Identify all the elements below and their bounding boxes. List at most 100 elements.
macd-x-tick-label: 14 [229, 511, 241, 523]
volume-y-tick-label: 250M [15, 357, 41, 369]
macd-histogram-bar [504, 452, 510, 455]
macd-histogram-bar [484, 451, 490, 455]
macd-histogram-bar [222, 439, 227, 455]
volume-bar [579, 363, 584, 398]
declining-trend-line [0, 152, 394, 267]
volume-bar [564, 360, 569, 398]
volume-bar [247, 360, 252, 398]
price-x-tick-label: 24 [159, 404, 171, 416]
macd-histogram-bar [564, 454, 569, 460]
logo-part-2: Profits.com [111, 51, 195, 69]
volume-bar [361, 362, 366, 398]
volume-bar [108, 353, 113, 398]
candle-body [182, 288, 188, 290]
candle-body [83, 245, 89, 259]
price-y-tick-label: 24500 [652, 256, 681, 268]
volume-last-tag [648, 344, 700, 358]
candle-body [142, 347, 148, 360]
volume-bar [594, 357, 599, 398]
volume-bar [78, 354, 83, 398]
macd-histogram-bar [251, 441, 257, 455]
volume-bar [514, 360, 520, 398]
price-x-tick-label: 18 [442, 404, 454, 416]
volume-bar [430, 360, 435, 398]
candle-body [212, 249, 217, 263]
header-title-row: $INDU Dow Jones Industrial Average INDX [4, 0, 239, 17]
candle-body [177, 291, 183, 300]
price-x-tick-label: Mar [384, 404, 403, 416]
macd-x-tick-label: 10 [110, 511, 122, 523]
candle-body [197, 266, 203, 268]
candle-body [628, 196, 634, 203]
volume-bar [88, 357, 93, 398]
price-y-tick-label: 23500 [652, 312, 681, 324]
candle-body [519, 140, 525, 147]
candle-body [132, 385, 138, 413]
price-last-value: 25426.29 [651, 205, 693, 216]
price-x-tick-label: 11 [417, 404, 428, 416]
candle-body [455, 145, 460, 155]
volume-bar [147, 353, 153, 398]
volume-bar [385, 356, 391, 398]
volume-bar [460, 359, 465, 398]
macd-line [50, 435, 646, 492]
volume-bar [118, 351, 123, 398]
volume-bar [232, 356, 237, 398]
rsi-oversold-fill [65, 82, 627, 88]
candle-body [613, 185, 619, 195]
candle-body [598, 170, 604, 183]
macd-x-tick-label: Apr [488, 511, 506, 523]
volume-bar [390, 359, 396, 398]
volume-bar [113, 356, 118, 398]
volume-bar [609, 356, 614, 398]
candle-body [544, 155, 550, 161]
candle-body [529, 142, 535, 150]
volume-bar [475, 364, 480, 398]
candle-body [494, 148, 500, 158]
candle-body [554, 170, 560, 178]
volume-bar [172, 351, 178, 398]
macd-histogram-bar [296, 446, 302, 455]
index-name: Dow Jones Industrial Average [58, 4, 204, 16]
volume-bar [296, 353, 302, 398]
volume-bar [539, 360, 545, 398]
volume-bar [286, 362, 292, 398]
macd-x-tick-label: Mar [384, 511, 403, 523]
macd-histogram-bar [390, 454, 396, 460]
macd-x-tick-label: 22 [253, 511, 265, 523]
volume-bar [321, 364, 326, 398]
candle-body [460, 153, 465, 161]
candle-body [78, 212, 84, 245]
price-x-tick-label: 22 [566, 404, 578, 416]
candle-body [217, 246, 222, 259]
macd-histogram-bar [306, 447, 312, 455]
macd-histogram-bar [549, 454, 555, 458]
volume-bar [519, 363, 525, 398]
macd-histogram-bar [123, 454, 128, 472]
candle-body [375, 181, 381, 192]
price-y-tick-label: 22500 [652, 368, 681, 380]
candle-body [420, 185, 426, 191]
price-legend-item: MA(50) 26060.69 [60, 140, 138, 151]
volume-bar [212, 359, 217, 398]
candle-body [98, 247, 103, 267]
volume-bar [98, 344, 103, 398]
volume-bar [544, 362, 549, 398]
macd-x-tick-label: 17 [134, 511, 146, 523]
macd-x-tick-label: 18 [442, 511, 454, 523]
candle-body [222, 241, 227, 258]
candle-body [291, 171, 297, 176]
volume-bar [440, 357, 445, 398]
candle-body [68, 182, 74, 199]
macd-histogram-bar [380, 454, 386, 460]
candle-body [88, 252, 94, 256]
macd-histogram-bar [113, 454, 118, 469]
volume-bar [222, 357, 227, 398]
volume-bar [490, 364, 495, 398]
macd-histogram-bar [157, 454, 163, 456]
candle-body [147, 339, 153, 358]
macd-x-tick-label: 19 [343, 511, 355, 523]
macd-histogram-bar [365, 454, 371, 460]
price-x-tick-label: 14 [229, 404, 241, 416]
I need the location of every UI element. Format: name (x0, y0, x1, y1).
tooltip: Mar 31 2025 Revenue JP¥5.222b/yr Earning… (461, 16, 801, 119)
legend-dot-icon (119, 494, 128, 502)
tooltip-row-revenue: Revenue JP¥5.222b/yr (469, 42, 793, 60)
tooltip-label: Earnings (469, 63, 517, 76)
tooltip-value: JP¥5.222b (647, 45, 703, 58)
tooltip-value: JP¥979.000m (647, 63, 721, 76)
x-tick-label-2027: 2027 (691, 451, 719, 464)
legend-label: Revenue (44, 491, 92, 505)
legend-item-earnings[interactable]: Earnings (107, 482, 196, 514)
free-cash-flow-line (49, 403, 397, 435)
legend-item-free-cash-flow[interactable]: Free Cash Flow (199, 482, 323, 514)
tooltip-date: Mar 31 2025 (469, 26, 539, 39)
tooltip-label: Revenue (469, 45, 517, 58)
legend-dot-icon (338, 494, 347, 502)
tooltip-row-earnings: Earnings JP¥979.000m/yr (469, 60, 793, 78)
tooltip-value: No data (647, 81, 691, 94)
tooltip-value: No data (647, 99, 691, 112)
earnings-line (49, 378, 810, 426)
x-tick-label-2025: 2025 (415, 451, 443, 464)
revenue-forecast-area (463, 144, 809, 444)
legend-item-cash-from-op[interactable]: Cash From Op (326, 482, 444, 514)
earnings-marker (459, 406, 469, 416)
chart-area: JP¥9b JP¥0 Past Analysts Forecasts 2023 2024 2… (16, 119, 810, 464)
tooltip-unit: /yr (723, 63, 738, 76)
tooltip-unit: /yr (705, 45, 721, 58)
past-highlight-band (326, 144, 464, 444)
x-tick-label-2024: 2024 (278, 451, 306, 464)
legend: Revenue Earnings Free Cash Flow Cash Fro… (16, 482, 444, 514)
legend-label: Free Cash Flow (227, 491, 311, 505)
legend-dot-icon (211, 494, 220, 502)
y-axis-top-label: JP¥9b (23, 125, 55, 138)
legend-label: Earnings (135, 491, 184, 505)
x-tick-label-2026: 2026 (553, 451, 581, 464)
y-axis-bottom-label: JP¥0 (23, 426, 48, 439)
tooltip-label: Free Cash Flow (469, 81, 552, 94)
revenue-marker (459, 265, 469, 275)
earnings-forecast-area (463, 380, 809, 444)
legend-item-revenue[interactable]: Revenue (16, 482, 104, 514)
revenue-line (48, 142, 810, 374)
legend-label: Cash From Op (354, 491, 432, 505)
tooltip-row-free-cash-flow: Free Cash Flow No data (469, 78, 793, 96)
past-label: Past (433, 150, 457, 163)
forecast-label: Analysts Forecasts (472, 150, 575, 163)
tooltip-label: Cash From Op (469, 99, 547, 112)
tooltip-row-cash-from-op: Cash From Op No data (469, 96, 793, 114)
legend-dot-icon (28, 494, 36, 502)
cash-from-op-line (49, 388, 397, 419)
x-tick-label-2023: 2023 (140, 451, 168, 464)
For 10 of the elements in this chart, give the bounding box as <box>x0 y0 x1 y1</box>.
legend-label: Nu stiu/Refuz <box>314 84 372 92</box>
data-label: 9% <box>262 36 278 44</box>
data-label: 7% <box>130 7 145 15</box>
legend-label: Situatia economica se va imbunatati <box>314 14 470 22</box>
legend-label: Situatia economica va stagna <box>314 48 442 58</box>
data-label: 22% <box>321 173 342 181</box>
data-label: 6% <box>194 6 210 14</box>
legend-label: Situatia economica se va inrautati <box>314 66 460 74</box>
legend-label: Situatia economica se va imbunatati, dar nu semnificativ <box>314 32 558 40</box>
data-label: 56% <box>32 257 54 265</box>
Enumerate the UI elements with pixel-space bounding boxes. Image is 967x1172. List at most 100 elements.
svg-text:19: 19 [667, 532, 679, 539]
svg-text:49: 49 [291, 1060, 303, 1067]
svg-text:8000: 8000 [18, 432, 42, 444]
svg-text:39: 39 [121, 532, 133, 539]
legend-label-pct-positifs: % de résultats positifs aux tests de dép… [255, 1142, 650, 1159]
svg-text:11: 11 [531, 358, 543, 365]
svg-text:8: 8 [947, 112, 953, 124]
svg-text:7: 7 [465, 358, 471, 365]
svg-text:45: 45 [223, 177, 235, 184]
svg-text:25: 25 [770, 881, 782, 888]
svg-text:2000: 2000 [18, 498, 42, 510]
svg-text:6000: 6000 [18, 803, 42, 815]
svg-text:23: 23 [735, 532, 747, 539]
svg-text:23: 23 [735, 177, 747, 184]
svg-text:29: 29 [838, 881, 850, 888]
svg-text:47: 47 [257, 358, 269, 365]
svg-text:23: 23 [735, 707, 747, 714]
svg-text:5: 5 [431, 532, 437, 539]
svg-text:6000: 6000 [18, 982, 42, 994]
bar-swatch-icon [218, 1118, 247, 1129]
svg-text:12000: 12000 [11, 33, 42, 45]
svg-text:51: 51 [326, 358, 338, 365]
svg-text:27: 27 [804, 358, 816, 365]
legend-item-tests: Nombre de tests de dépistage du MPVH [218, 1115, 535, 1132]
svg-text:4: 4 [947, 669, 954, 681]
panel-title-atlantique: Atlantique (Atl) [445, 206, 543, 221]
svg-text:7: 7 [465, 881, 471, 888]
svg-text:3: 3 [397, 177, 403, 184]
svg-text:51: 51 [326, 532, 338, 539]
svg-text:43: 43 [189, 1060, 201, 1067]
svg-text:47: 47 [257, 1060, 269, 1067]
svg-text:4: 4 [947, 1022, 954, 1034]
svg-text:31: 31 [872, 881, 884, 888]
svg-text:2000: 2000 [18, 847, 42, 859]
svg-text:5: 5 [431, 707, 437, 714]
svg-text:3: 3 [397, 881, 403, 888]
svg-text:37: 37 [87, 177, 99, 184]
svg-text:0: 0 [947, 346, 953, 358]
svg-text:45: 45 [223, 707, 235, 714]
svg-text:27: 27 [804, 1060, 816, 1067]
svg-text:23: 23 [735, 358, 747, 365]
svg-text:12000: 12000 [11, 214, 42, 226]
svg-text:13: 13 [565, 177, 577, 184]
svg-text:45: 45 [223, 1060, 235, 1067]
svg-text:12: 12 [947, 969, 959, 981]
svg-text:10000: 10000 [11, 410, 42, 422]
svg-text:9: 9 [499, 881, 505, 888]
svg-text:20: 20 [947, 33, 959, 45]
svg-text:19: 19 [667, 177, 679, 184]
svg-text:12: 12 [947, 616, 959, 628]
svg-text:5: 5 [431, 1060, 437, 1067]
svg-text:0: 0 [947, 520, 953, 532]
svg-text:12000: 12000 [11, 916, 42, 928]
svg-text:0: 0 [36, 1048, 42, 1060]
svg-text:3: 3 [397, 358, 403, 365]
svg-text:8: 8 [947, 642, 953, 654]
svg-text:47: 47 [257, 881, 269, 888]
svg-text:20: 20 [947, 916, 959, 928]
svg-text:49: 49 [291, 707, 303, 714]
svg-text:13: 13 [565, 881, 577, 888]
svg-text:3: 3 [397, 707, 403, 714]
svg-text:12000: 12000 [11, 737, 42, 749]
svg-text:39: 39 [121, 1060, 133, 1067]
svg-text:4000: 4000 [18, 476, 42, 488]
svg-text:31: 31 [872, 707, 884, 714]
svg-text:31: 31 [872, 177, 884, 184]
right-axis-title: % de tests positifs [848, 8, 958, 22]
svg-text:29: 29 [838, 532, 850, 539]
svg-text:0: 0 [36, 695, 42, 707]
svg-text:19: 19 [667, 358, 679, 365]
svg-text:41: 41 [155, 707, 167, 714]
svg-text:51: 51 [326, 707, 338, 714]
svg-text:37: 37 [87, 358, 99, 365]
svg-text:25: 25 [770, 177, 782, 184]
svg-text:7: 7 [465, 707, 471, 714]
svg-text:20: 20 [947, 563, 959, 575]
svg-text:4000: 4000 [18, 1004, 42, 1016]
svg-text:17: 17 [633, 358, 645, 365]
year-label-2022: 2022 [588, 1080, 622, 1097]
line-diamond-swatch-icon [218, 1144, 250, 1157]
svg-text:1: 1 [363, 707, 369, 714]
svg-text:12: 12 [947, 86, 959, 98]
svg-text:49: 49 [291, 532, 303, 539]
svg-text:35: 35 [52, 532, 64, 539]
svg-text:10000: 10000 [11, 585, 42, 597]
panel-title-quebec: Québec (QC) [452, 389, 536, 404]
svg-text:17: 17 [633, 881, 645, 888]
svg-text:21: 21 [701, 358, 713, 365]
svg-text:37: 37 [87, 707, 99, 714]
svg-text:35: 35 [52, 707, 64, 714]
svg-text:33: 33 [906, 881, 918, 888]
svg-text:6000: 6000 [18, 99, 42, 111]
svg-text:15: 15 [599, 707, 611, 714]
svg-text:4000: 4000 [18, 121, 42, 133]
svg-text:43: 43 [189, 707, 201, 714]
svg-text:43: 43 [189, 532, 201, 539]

===============

**Given problem:**
Retype the material above from its first line through the line containing "price-last-value: 25426.29 [651, 205, 693, 216]", keeping both ends.

**Final answer:**
Identify all the elements below and their bounding boxes. List at most 100 elements.
macd-x-tick-label: 14 [229, 511, 241, 523]
volume-y-tick-label: 250M [15, 357, 41, 369]
macd-histogram-bar [504, 452, 510, 455]
macd-histogram-bar [484, 451, 490, 455]
macd-histogram-bar [222, 439, 227, 455]
volume-bar [579, 363, 584, 398]
declining-trend-line [0, 152, 394, 267]
volume-bar [564, 360, 569, 398]
volume-bar [247, 360, 252, 398]
price-x-tick-label: 24 [159, 404, 171, 416]
macd-histogram-bar [564, 454, 569, 460]
logo-part-2: Profits.com [111, 51, 195, 69]
volume-bar [361, 362, 366, 398]
volume-bar [108, 353, 113, 398]
candle-body [182, 288, 188, 290]
candle-body [83, 245, 89, 259]
price-y-tick-label: 24500 [652, 256, 681, 268]
volume-last-tag [648, 344, 700, 358]
candle-body [142, 347, 148, 360]
volume-bar [594, 357, 599, 398]
volume-bar [78, 354, 83, 398]
macd-histogram-bar [251, 441, 257, 455]
volume-bar [514, 360, 520, 398]
price-x-tick-label: 18 [442, 404, 454, 416]
volume-bar [430, 360, 435, 398]
candle-body [212, 249, 217, 263]
header-title-row: $INDU Dow Jones Industrial Average INDX [4, 0, 239, 17]
candle-body [177, 291, 183, 300]
price-x-tick-label: Mar [384, 404, 403, 416]
macd-x-tick-label: 10 [110, 511, 122, 523]
candle-body [197, 266, 203, 268]
candle-body [628, 196, 634, 203]
volume-bar [88, 357, 93, 398]
price-y-tick-label: 23500 [652, 312, 681, 324]
candle-body [519, 140, 525, 147]
candle-body [132, 385, 138, 413]
price-last-value: 25426.29 [651, 205, 693, 216]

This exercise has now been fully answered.